# Written task 1
Convert the lines of the listing, from the line with "step-2-title: Information retrieval" up to and including the line with "step-1-number: 1 xyxy=(39,25,74,88)", into a JSON list of strings with one string per line and blank lines left out.

# Excerpted text

--- Start ---

[ExI] Criticisms of Many Worlds Interpretation (MWI)

Jason Resch jasonresch at gmail.com
Fri Sep 15 12:29:09 UTC 2023


On Fri, Sep 15, 2023, 12:16 AM Stuart LaForge via extropy-chat <
extropy-chat at lists.extropy.org> wrote:

> On 2023-09-14 10:22, BillK via extropy-chat wrote:
> > I thought it would be useful to get a summary of the MWI objections,
> > so I asked around in the AI members club. All the responses were
> > fairly similar, so I have copied the answer I liked best below.
> [snip]
> > I interpret that as saying that as yet quantum mechanics still has
> > many theoretical difficulties.  :)
>
> Yes. Accounting for gravity being the most glaring difficulty.
>
> > BillK
> > -------------------------------
> >
> > MWI Criticism Summary
> [snip]
> > One of the main criticisms of the MWI is its lack of testability and
> > falsifiability. Since the theory posits the existence of an infinite
> > number of parallel universes, each with different outcomes, it becomes
> > impossible to experimentally verify or disprove this claim. This lack
> > of empirical evidence raises concerns about the scientific validity of
> > the MWI as it deviates from the traditional scientific method.
>
> It might be testable. For example, I think the Elitzur-Vaidman bomb
> tester only makes sense if MWI is true.
>
> https://en.wikipedia.org/wiki/Elitzur%E2%80%93Vaidman_bomb_tester
> https://www.youtube.com/watch?v=byEaU9ILHmw
> Basically the bomb detector works because a photon gets super-positioned
> into two routes by a beam splitter in a Mach-Zender interferometer and
> interferes with itself. If the bomb is a dud, then the photon will pass
> through the bomb and take both paths at once through the interferometer
> and will recombine at the 2nd beam splitter always getting detected at
> detector A due to constructive interference and never at detector B
> because of destructive interference.

--- End ---

# Source material
--- Start ---

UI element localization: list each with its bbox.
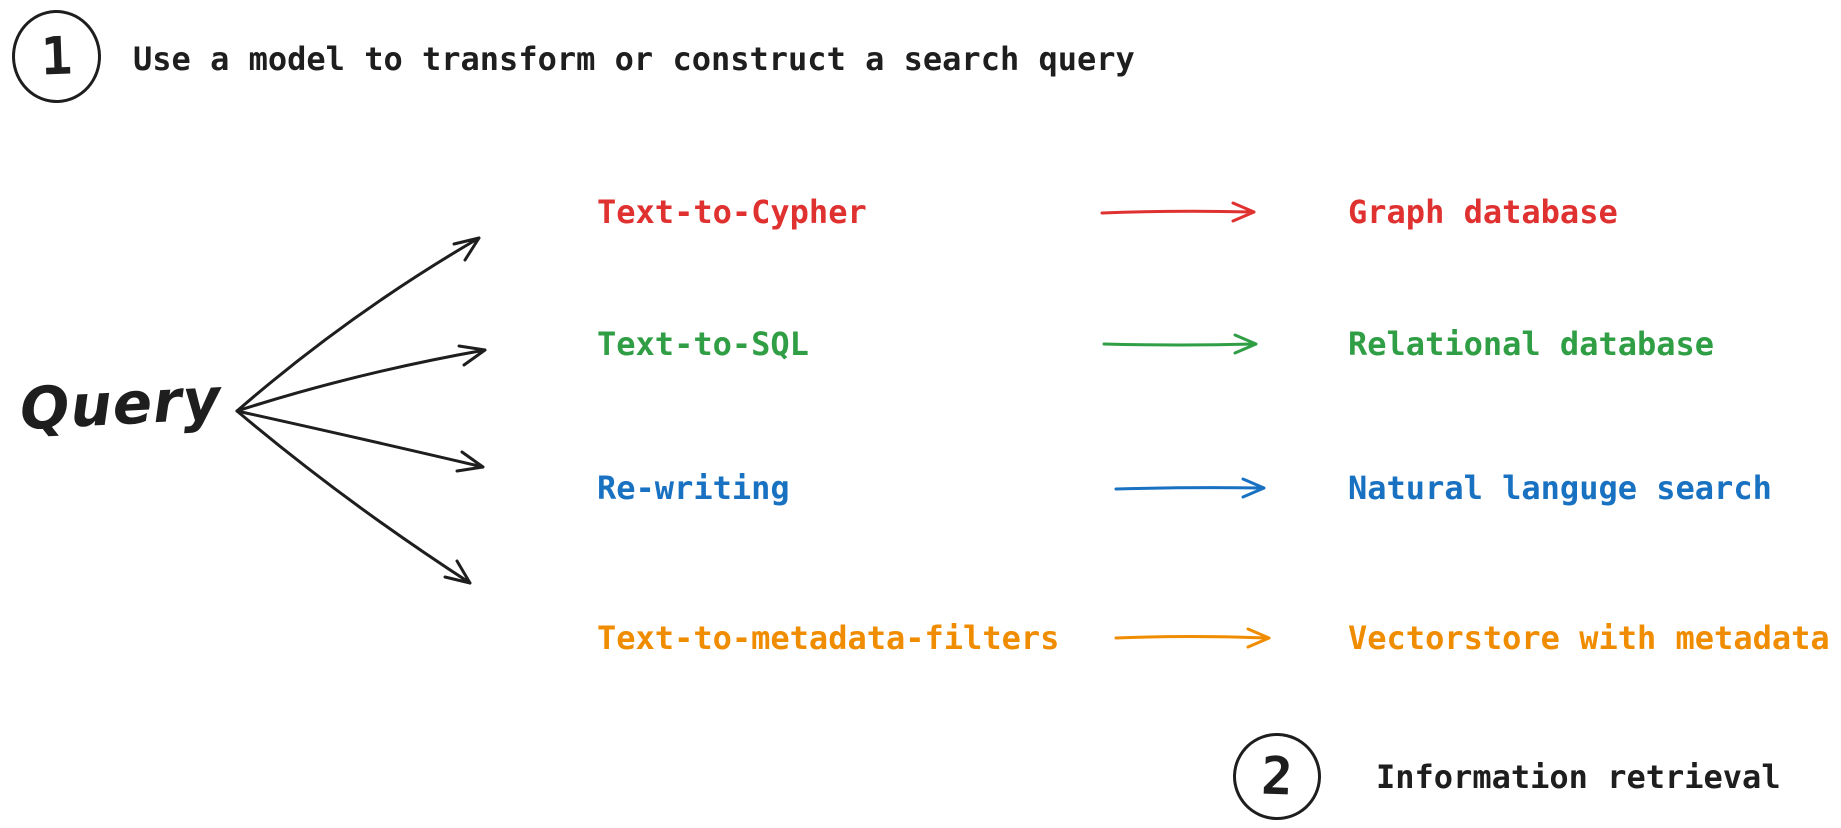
step-2-title: Information retrieval xyxy=(1376,758,1781,796)
method-label-text-to-metadata-filters: Text-to-metadata-filters xyxy=(597,619,1060,657)
right-arrow-icon xyxy=(1100,201,1256,223)
target-label-natural-language-search: Natural languge search xyxy=(1348,469,1772,507)
target-label-relational-database: Relational database xyxy=(1348,325,1715,363)
fan-arrows-icon xyxy=(235,236,487,585)
method-label-text-to-cypher: Text-to-Cypher xyxy=(597,193,867,231)
fan-arrow-4 xyxy=(235,409,472,585)
method-label-re-writing: Re-writing xyxy=(597,469,790,507)
target-label-graph-database: Graph database xyxy=(1348,193,1618,231)
fan-arrow-2 xyxy=(235,344,487,413)
method-label-text-to-sql: Text-to-SQL xyxy=(597,325,809,363)
target-label-vectorstore-with-metadata: Vectorstore with metadata xyxy=(1348,619,1830,657)
right-arrow-icon xyxy=(1102,333,1258,355)
step-2-number: 2 xyxy=(1260,745,1294,808)
step-1-badge: 1 xyxy=(10,8,103,105)
right-arrow-icon xyxy=(1114,627,1271,649)
right-arrow-icon xyxy=(1114,477,1266,499)
step-1-title: Use a model to transform or construct a … xyxy=(133,40,1135,78)
step-1-number: 1 xyxy=(39,25,74,88)
step-2-badge: 2 xyxy=(1231,731,1323,822)
fan-arrow-3 xyxy=(235,409,485,473)
fan-arrow-1 xyxy=(235,236,481,413)
query-label: Query xyxy=(18,364,223,444)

--- End ---

# Written task 2
From the post on criticisms of the Many Worlds Interpretation, return the passage from "[ExI] Criticisms of" up to and including "liked best below.", word for word.

# Complete response 1
[
  "step-2-title: Information retrieval xyxy=(1376,758,1781,796)",
  "method-label-text-to-metadata-filters: Text-to-metadata-filters xyxy=(597,619,1060,657)",
  "right-arrow-icon xyxy=(1100,201,1256,223)",
  "target-label-natural-language-search: Natural languge search xyxy=(1348,469,1772,507)",
  "target-label-relational-database: Relational database xyxy=(1348,325,1715,363)",
  "fan-arrows-icon xyxy=(235,236,487,585)",
  "method-label-text-to-cypher: Text-to-Cypher xyxy=(597,193,867,231)",
  "fan-arrow-4 xyxy=(235,409,472,585)",
  "method-label-re-writing: Re-writing xyxy=(597,469,790,507)",
  "target-label-graph-database: Graph database xyxy=(1348,193,1618,231)",
  "fan-arrow-2 xyxy=(235,344,487,413)",
  "method-label-text-to-sql: Text-to-SQL xyxy=(597,325,809,363)",
  "target-label-vectorstore-with-metadata: Vectorstore with metadata xyxy=(1348,619,1830,657)",
  "right-arrow-icon xyxy=(1102,333,1258,355)",
  "step-2-number: 2 xyxy=(1260,745,1294,808)",
  "step-1-badge: 1 xyxy=(10,8,103,105)",
  "right-arrow-icon xyxy=(1114,627,1271,649)",
  "right-arrow-icon xyxy=(1114,477,1266,499)",
  "step-1-title: Use a model to transform or construct a … xyxy=(133,40,1135,78)",
  "step-1-number: 1 xyxy=(39,25,74,88)"
]

# Complete response 2
[ExI] Criticisms of Many Worlds Interpretation (MWI)

Jason Resch jasonresch at gmail.com
Fri Sep 15 12:29:09 UTC 2023


On Fri, Sep 15, 2023, 12:16 AM Stuart LaForge via extropy-chat <
extropy-chat at lists.extropy.org> wrote:

> On 2023-09-14 10:22, BillK via extropy-chat wrote:
> > I thought it would be useful to get a summary of the MWI objections,
> > so I asked around in the AI members club. All the responses were
> > fairly similar, so I have copied the answer I liked best below.